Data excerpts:
┌────────
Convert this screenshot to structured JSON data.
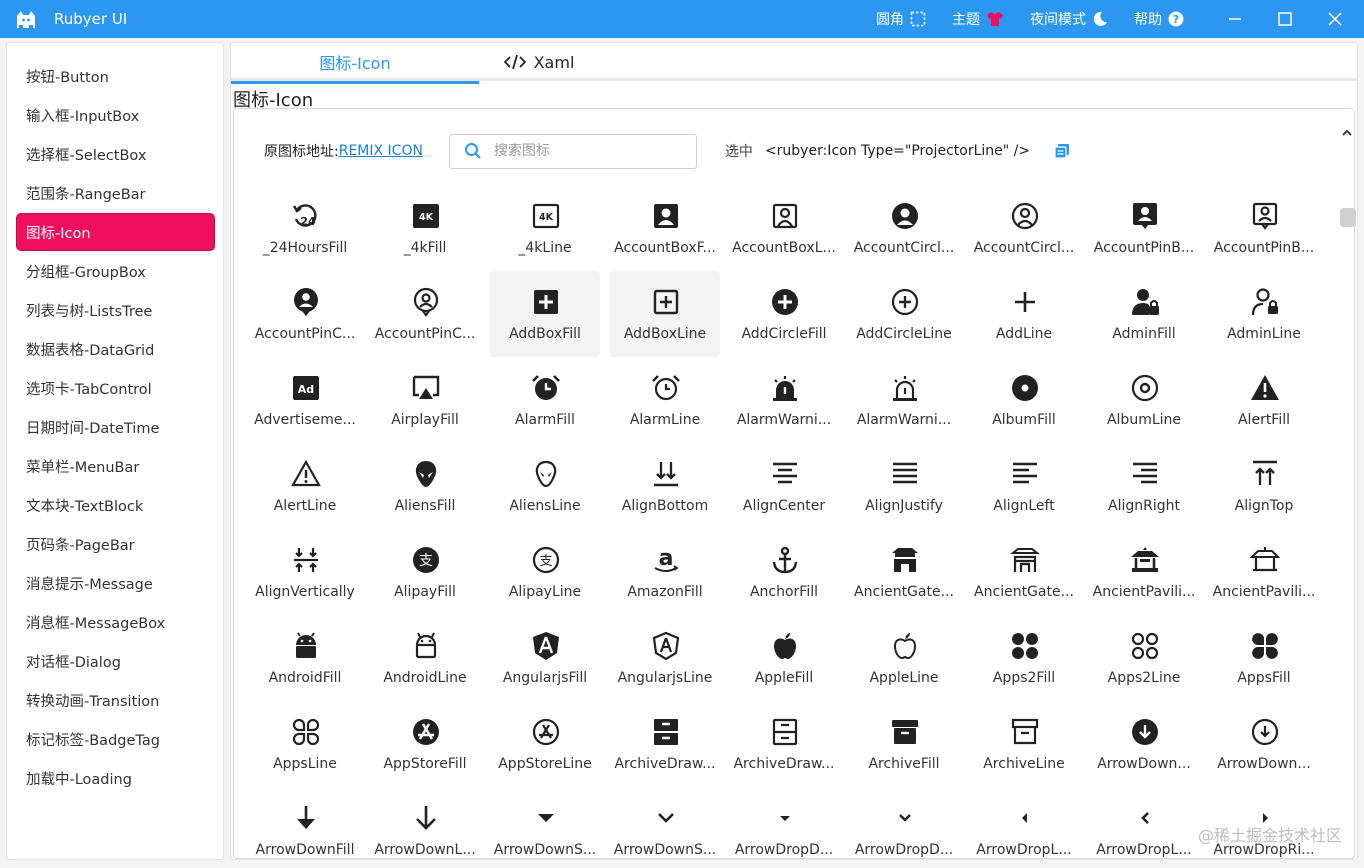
{
  "window": {
    "title": "Rubyer UI",
    "actions": [
      {
        "label": "圆角",
        "icon": "corner-icon"
      },
      {
        "label": "主题",
        "icon": "shirt-icon"
      },
      {
        "label": "夜间模式",
        "icon": "moon-icon"
      },
      {
        "label": "帮助",
        "icon": "help-icon"
      }
    ]
  },
  "sidebar": {
    "items": [
      {
        "label": "按钮-Button"
      },
      {
        "label": "输入框-InputBox"
      },
      {
        "label": "选择框-SelectBox"
      },
      {
        "label": "范围条-RangeBar"
      },
      {
        "label": "图标-Icon",
        "active": true
      },
      {
        "label": "分组框-GroupBox"
      },
      {
        "label": "列表与树-ListsTree"
      },
      {
        "label": "数据表格-DataGrid"
      },
      {
        "label": "选项卡-TabControl"
      },
      {
        "label": "日期时间-DateTime"
      },
      {
        "label": "菜单栏-MenuBar"
      },
      {
        "label": "文本块-TextBlock"
      },
      {
        "label": "页码条-PageBar"
      },
      {
        "label": "消息提示-Message"
      },
      {
        "label": "消息框-MessageBox"
      },
      {
        "label": "对话框-Dialog"
      },
      {
        "label": "转换动画-Transition"
      },
      {
        "label": "标记标签-BadgeTag"
      },
      {
        "label": "加载中-Loading"
      }
    ]
  },
  "tabs": {
    "icon": "图标-Icon",
    "xaml": "Xaml"
  },
  "section_title": "图标-Icon",
  "toolbar": {
    "source_label": "原图标地址:",
    "source_link": "REMIX ICON",
    "search_placeholder": "搜索图标",
    "selected_label": "选中",
    "selected_code": "<rubyer:Icon Type=\"ProjectorLine\" />"
  },
  "icons": [
    [
      "_24HoursFill",
      "_4kFill",
      "_4kLine",
      "AccountBoxF...",
      "AccountBoxL...",
      "AccountCircl...",
      "AccountCircl...",
      "AccountPinB...",
      "AccountPinB..."
    ],
    [
      "AccountPinC...",
      "AccountPinC...",
      "AddBoxFill",
      "AddBoxLine",
      "AddCircleFill",
      "AddCircleLine",
      "AddLine",
      "AdminFill",
      "AdminLine"
    ],
    [
      "Advertiseme...",
      "AirplayFill",
      "AlarmFill",
      "AlarmLine",
      "AlarmWarni...",
      "AlarmWarni...",
      "AlbumFill",
      "AlbumLine",
      "AlertFill"
    ],
    [
      "AlertLine",
      "AliensFill",
      "AliensLine",
      "AlignBottom",
      "AlignCenter",
      "AlignJustify",
      "AlignLeft",
      "AlignRight",
      "AlignTop"
    ],
    [
      "AlignVertically",
      "AlipayFill",
      "AlipayLine",
      "AmazonFill",
      "AnchorFill",
      "AncientGate...",
      "AncientGate...",
      "AncientPavili...",
      "AncientPavili..."
    ],
    [
      "AndroidFill",
      "AndroidLine",
      "AngularjsFill",
      "AngularjsLine",
      "AppleFill",
      "AppleLine",
      "Apps2Fill",
      "Apps2Line",
      "AppsFill"
    ],
    [
      "AppsLine",
      "AppStoreFill",
      "AppStoreLine",
      "ArchiveDraw...",
      "ArchiveDraw...",
      "ArchiveFill",
      "ArchiveLine",
      "ArrowDown...",
      "ArrowDown..."
    ],
    [
      "ArrowDownFill",
      "ArrowDownL...",
      "ArrowDownS...",
      "ArrowDownS...",
      "ArrowDropD...",
      "ArrowDropD...",
      "ArrowDropL...",
      "ArrowDropL...",
      "ArrowDropRi..."
    ]
  ],
  "hovered_icons": [
    "AddBoxFill",
    "AddBoxLine"
  ],
  "watermark": "@稀土掘金技术社区",
  "colors": {
    "titlebar": "#2b97f1",
    "accent": "#2b97f1",
    "active_item": "#f00f5e",
    "link": "#1b7fd6"
  }
}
└────────
Each record should be quoted exactly, with the images omitted.

Finished exercise:
Convert this screenshot to structured JSON data.
{
  "window": {
    "title": "Rubyer UI",
    "actions": [
      {
        "label": "圆角",
        "icon": "corner-icon"
      },
      {
        "label": "主题",
        "icon": "shirt-icon"
      },
      {
        "label": "夜间模式",
        "icon": "moon-icon"
      },
      {
        "label": "帮助",
        "icon": "help-icon"
      }
    ]
  },
  "sidebar": {
    "items": [
      {
        "label": "按钮-Button"
      },
      {
        "label": "输入框-InputBox"
      },
      {
        "label": "选择框-SelectBox"
      },
      {
        "label": "范围条-RangeBar"
      },
      {
        "label": "图标-Icon",
        "active": true
      },
      {
        "label": "分组框-GroupBox"
      },
      {
        "label": "列表与树-ListsTree"
      },
      {
        "label": "数据表格-DataGrid"
      },
      {
        "label": "选项卡-TabControl"
      },
      {
        "label": "日期时间-DateTime"
      },
      {
        "label": "菜单栏-MenuBar"
      },
      {
        "label": "文本块-TextBlock"
      },
      {
        "label": "页码条-PageBar"
      },
      {
        "label": "消息提示-Message"
      },
      {
        "label": "消息框-MessageBox"
      },
      {
        "label": "对话框-Dialog"
      },
      {
        "label": "转换动画-Transition"
      },
      {
        "label": "标记标签-BadgeTag"
      },
      {
        "label": "加载中-Loading"
      }
    ]
  },
  "tabs": {
    "icon": "图标-Icon",
    "xaml": "Xaml"
  },
  "section_title": "图标-Icon",
  "toolbar": {
    "source_label": "原图标地址:",
    "source_link": "REMIX ICON",
    "search_placeholder": "搜索图标",
    "selected_label": "选中",
    "selected_code": "<rubyer:Icon Type=\"ProjectorLine\" />"
  },
  "icons": [
    [
      "_24HoursFill",
      "_4kFill",
      "_4kLine",
      "AccountBoxF...",
      "AccountBoxL...",
      "AccountCircl...",
      "AccountCircl...",
      "AccountPinB...",
      "AccountPinB..."
    ],
    [
      "AccountPinC...",
      "AccountPinC...",
      "AddBoxFill",
      "AddBoxLine",
      "AddCircleFill",
      "AddCircleLine",
      "AddLine",
      "AdminFill",
      "AdminLine"
    ],
    [
      "Advertiseme...",
      "AirplayFill",
      "AlarmFill",
      "AlarmLine",
      "AlarmWarni...",
      "AlarmWarni...",
      "AlbumFill",
      "AlbumLine",
      "AlertFill"
    ],
    [
      "AlertLine",
      "AliensFill",
      "AliensLine",
      "AlignBottom",
      "AlignCenter",
      "AlignJustify",
      "AlignLeft",
      "AlignRight",
      "AlignTop"
    ],
    [
      "AlignVertically",
      "AlipayFill",
      "AlipayLine",
      "AmazonFill",
      "AnchorFill",
      "AncientGate...",
      "AncientGate...",
      "AncientPavili...",
      "AncientPavili..."
    ],
    [
      "AndroidFill",
      "AndroidLine",
      "AngularjsFill",
      "AngularjsLine",
      "AppleFill",
      "AppleLine",
      "Apps2Fill",
      "Apps2Line",
      "AppsFill"
    ],
    [
      "AppsLine",
      "AppStoreFill",
      "AppStoreLine",
      "ArchiveDraw...",
      "ArchiveDraw...",
      "ArchiveFill",
      "ArchiveLine",
      "ArrowDown...",
      "ArrowDown..."
    ],
    [
      "ArrowDownFill",
      "ArrowDownL...",
      "ArrowDownS...",
      "ArrowDownS...",
      "ArrowDropD...",
      "ArrowDropD...",
      "ArrowDropL...",
      "ArrowDropL...",
      "ArrowDropRi..."
    ]
  ],
  "hovered_icons": [
    "AddBoxFill",
    "AddBoxLine"
  ],
  "watermark": "@稀土掘金技术社区",
  "colors": {
    "titlebar": "#2b97f1",
    "accent": "#2b97f1",
    "active_item": "#f00f5e",
    "link": "#1b7fd6"
  }
}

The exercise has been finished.